* What to produce: In the data below, find every line that has the string "value", and copy it.

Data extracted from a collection
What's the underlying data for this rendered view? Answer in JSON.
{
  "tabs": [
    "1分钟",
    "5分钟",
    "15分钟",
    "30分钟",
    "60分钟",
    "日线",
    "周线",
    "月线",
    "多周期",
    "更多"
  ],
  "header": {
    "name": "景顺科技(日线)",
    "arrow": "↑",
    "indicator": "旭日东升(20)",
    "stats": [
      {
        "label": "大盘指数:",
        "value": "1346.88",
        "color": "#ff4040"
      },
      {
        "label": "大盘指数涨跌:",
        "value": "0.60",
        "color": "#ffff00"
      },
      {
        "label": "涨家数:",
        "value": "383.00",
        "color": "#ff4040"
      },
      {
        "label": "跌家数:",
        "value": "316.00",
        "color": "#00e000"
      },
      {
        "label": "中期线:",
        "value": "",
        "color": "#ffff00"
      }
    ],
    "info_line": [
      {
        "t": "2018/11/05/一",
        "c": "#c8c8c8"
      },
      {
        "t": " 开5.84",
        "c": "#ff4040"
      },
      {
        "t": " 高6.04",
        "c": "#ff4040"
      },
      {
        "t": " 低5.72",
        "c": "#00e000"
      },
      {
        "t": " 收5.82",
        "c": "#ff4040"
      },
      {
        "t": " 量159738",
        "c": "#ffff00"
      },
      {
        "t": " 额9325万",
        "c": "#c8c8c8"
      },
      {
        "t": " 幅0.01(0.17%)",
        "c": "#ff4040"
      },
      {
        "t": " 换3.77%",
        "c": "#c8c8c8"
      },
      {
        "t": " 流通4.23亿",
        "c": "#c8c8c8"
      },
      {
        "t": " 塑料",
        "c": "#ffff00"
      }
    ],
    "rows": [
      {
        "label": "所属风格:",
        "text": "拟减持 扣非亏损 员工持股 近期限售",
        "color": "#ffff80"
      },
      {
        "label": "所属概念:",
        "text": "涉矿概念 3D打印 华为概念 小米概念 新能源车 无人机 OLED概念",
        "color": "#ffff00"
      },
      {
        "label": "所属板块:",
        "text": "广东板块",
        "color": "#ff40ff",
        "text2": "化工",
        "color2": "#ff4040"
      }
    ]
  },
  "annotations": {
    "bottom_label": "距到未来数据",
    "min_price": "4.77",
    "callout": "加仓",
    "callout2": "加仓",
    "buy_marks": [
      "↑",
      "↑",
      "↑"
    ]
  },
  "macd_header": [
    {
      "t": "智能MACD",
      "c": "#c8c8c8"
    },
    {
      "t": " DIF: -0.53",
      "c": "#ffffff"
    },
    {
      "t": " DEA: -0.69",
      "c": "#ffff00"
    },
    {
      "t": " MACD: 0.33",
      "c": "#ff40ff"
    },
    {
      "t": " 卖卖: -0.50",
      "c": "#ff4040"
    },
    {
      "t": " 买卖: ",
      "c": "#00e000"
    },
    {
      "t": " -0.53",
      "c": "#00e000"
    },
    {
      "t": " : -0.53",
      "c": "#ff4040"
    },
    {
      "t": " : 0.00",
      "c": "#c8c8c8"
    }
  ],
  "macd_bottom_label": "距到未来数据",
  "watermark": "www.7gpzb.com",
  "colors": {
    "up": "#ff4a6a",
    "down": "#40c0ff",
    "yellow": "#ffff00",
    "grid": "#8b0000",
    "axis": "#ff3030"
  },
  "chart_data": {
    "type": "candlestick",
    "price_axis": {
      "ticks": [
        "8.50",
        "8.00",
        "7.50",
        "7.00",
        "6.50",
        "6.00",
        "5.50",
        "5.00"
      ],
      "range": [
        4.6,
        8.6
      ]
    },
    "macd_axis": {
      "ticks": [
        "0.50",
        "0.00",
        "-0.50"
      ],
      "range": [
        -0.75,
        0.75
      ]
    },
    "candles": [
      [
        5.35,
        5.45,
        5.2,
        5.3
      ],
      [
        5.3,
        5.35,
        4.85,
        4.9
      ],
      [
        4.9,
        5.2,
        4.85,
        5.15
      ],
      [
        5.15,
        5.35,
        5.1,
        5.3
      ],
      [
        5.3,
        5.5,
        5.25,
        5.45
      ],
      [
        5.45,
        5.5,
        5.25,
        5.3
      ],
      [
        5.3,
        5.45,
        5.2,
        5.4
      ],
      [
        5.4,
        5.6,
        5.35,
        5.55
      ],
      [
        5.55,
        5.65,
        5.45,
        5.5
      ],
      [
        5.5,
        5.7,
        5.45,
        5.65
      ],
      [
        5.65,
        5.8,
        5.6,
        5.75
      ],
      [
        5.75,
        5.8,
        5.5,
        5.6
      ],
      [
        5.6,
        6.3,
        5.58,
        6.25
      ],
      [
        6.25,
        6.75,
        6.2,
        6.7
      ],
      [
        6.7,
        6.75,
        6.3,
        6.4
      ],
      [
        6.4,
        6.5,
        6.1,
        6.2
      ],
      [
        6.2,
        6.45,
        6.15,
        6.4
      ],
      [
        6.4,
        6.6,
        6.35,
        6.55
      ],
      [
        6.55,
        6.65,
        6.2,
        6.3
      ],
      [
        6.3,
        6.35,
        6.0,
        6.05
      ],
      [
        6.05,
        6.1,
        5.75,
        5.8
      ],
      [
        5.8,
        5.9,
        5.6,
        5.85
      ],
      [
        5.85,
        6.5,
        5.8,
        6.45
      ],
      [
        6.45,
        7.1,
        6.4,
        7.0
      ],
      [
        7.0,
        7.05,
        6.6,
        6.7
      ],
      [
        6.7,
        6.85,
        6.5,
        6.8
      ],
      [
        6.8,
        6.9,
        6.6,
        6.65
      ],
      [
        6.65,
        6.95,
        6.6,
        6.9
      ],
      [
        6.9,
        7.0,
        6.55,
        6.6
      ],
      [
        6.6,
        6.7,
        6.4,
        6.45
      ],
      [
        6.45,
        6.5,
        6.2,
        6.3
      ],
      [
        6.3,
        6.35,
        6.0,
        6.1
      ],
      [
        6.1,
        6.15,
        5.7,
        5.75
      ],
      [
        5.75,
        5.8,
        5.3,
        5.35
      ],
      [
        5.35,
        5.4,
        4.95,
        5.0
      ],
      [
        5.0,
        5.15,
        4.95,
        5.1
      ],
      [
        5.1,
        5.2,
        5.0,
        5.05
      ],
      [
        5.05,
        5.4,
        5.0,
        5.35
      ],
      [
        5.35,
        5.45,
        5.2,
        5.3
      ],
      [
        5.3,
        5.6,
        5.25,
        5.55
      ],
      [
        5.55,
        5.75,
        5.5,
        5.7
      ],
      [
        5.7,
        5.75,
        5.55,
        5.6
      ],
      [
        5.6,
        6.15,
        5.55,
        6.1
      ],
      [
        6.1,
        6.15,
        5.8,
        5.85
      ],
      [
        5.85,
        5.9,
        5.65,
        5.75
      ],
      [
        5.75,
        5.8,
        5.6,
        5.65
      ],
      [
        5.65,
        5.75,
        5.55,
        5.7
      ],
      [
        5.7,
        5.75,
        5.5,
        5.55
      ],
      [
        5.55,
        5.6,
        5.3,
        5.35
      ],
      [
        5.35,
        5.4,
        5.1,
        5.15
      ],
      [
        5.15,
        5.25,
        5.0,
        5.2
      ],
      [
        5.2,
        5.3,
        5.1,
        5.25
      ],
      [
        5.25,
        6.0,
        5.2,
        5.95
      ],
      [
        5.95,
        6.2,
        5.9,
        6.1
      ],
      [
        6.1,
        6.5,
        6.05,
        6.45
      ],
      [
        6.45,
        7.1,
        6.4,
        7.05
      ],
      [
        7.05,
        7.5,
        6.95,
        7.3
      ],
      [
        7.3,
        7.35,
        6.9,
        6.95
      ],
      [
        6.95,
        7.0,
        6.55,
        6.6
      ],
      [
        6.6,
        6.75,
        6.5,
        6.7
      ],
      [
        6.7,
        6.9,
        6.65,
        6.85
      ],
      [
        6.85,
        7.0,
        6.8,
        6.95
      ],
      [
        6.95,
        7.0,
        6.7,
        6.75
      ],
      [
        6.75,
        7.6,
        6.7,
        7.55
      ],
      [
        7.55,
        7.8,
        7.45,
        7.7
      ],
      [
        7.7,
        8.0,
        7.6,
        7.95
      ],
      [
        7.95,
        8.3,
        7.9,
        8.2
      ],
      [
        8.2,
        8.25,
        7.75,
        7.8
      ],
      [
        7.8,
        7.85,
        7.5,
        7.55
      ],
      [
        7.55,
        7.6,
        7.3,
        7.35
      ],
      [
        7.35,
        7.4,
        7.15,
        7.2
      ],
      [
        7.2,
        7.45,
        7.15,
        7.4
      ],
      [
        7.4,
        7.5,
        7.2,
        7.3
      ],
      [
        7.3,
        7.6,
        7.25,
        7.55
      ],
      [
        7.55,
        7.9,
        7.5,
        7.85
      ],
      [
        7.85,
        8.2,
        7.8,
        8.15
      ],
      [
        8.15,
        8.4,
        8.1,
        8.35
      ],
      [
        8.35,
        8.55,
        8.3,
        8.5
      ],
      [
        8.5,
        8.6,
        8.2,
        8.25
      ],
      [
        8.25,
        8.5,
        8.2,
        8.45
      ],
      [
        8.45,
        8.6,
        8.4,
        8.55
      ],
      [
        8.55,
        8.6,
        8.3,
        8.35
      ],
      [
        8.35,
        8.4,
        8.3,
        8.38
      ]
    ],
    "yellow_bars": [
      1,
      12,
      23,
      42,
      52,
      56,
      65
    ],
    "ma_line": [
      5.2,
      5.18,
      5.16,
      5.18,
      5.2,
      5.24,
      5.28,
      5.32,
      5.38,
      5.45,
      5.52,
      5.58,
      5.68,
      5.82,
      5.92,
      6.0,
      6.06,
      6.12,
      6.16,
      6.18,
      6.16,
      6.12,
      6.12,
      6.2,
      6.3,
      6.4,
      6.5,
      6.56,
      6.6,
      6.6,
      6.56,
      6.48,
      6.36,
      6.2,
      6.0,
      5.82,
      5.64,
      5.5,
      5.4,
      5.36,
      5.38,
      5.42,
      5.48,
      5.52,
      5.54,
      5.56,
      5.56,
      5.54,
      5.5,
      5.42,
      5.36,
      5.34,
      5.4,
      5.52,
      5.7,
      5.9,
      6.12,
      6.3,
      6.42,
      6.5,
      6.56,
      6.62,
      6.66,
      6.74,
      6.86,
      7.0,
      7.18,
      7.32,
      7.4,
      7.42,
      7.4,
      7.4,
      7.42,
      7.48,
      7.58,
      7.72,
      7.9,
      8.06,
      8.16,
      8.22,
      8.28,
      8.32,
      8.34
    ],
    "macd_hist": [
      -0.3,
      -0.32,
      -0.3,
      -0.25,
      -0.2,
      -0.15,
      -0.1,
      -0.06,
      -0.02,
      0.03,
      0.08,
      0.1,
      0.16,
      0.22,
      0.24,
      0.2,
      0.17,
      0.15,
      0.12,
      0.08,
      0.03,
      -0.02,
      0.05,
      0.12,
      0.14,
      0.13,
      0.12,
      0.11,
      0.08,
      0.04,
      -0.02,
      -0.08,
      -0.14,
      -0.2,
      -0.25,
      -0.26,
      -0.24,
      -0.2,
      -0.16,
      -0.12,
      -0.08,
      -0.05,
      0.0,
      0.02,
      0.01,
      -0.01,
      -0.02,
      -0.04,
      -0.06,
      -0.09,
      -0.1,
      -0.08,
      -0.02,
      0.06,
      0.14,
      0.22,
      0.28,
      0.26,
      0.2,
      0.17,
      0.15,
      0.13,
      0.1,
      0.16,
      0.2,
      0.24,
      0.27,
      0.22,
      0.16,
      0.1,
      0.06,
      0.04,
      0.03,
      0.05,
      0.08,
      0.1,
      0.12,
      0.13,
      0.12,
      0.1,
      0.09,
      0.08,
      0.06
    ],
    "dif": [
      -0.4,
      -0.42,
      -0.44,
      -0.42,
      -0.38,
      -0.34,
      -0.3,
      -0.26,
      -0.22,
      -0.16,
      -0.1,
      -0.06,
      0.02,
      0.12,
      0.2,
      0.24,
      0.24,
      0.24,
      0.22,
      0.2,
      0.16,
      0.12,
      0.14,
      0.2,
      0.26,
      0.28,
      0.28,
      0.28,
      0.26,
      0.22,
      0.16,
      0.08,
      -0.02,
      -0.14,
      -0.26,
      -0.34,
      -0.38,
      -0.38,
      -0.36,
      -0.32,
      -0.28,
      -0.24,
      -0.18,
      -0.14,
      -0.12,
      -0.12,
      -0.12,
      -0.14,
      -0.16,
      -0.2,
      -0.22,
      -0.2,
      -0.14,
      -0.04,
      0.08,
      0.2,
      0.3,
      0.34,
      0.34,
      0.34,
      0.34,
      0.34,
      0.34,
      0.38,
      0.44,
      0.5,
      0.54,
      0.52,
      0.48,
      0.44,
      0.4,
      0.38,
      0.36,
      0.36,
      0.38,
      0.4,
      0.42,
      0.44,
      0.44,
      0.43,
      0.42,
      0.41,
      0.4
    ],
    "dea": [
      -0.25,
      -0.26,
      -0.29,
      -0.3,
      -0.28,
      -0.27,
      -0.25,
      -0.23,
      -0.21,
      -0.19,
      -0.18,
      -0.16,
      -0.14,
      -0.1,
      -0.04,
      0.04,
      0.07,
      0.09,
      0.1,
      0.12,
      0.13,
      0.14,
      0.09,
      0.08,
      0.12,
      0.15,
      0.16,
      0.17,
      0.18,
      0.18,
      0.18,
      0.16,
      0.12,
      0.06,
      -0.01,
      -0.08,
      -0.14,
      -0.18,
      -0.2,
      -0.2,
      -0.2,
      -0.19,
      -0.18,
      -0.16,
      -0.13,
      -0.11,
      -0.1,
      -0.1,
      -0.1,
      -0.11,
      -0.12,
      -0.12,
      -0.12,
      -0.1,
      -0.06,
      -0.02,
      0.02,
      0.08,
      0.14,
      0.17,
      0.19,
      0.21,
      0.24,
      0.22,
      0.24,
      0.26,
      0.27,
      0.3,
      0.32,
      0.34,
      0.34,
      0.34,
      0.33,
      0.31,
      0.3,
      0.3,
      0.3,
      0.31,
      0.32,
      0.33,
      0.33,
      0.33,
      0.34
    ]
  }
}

* Result for this exercise:
        "value": "1346.88",
        "value": "0.60",
        "value": "383.00",
        "value": "316.00",
        "value": "",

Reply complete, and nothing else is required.